Short task: Count how many lines hold the string "умеръ", and give only that number.
════════════════
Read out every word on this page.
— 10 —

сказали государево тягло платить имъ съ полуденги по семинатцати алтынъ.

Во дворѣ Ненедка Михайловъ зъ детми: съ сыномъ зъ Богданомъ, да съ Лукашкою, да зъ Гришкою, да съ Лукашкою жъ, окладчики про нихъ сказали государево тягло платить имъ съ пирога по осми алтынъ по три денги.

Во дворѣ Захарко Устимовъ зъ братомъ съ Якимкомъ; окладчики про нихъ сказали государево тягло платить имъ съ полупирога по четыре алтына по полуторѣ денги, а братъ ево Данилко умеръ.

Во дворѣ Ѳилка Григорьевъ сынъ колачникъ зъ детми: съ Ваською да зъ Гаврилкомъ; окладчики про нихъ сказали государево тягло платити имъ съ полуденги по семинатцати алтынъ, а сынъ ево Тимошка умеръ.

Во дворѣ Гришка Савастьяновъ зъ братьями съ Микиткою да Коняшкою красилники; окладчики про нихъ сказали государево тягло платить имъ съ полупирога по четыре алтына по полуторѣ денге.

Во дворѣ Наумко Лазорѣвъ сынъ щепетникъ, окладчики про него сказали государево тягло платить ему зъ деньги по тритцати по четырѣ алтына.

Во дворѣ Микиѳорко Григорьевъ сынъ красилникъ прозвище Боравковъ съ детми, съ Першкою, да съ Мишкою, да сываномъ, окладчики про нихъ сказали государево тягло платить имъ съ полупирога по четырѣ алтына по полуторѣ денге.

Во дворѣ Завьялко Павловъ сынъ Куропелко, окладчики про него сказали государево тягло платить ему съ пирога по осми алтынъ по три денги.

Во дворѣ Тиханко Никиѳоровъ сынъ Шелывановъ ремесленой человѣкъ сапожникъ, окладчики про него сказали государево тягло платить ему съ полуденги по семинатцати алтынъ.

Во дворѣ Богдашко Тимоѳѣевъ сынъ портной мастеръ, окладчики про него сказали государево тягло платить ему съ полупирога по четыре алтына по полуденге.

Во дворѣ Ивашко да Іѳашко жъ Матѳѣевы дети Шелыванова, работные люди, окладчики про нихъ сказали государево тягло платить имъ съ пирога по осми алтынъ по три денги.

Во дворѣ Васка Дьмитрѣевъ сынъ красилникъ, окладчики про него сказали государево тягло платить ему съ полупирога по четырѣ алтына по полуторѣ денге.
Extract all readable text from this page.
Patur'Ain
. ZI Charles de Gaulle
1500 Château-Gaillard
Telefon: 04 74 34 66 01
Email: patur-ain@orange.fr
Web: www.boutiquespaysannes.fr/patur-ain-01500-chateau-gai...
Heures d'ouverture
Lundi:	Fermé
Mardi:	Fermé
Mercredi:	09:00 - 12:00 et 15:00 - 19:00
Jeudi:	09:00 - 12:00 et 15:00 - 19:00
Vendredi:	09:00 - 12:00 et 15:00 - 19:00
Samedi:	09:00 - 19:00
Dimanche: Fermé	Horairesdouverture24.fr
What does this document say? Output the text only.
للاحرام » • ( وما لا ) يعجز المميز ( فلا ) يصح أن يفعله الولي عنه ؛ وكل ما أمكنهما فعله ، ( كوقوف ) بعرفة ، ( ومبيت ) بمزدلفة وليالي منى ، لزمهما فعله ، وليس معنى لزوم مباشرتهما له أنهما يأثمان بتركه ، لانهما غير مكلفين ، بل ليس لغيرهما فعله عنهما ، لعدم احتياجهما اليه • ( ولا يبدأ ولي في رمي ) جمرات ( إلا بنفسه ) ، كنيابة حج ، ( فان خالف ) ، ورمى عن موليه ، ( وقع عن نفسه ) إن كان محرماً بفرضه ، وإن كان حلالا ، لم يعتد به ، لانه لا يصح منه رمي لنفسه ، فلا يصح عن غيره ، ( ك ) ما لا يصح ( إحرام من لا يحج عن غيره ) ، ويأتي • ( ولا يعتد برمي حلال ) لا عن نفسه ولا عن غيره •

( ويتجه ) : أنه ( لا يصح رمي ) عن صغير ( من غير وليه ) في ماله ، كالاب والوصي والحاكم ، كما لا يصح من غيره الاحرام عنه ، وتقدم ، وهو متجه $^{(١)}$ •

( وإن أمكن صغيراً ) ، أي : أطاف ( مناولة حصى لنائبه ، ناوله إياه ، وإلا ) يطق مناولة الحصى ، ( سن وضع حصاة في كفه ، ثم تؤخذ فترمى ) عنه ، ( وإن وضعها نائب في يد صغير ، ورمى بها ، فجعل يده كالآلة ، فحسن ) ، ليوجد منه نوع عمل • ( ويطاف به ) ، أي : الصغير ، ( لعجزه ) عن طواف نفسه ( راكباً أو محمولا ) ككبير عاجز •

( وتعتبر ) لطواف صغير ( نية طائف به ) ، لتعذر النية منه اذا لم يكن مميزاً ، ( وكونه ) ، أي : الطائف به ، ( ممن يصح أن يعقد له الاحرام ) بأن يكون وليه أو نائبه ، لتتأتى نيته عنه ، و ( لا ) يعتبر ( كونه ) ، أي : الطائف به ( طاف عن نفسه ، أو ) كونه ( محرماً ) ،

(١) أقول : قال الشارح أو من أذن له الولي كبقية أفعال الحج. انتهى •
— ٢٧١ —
════════════════
Expected output: 2